[Collection entries]
※ ※ ※

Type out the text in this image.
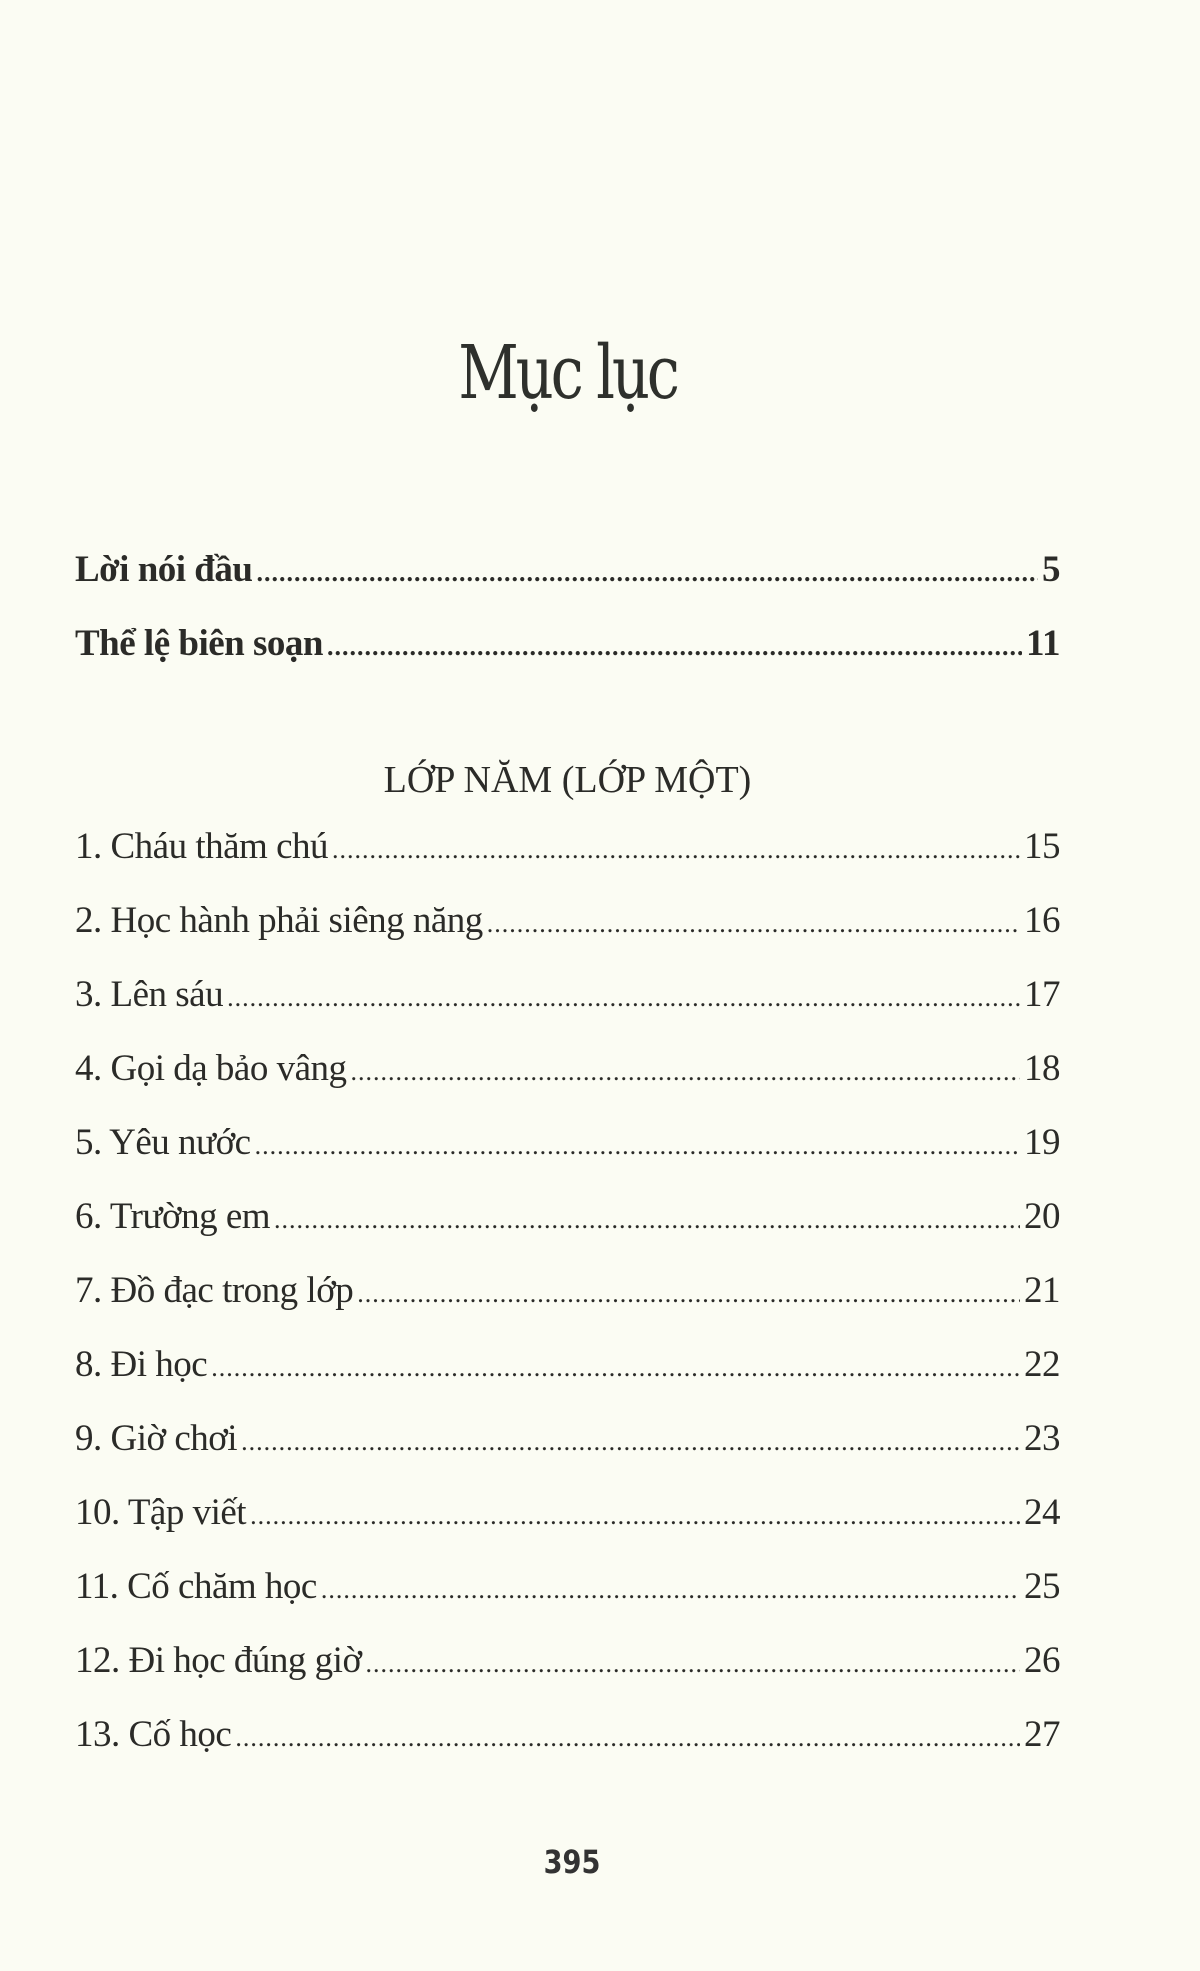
Mục lục
Lời nói đầu .....	5
Thể lệ biên soạn .....	11
LỚP NĂM (LỚP MỘT)
1. Cháu thăm chú .....	15
2. Học hành phải siêng năng .....	16
3. Lên sáu .....	17
4. Gọi dạ bảo vâng .....	18
5. Yêu nước .....	19
6. Trường em .....	20
7. Đồ đạc trong lớp .....	21
8. Đi học .....	22
9. Giờ chơi .....	23
10. Tập viết .....	24
11. Cố chăm học .....	25
12. Đi học đúng giờ .....	26
13. Cố học .....	27
395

※ ※ ※

▶ **Given request**: Write the material out again exactly as it appears, dropping the pictures.

▶ **Response below**:
Type out the text in this image.
Mục lục
Lời nói đầu .....	5
Thể lệ biên soạn .....	11
LỚP NĂM (LỚP MỘT)
1. Cháu thăm chú .....	15
2. Học hành phải siêng năng .....	16
3. Lên sáu .....	17
4. Gọi dạ bảo vâng .....	18
5. Yêu nước .....	19
6. Trường em .....	20
7. Đồ đạc trong lớp .....	21
8. Đi học .....	22
9. Giờ chơi .....	23
10. Tập viết .....	24
11. Cố chăm học .....	25
12. Đi học đúng giờ .....	26
13. Cố học .....	27
395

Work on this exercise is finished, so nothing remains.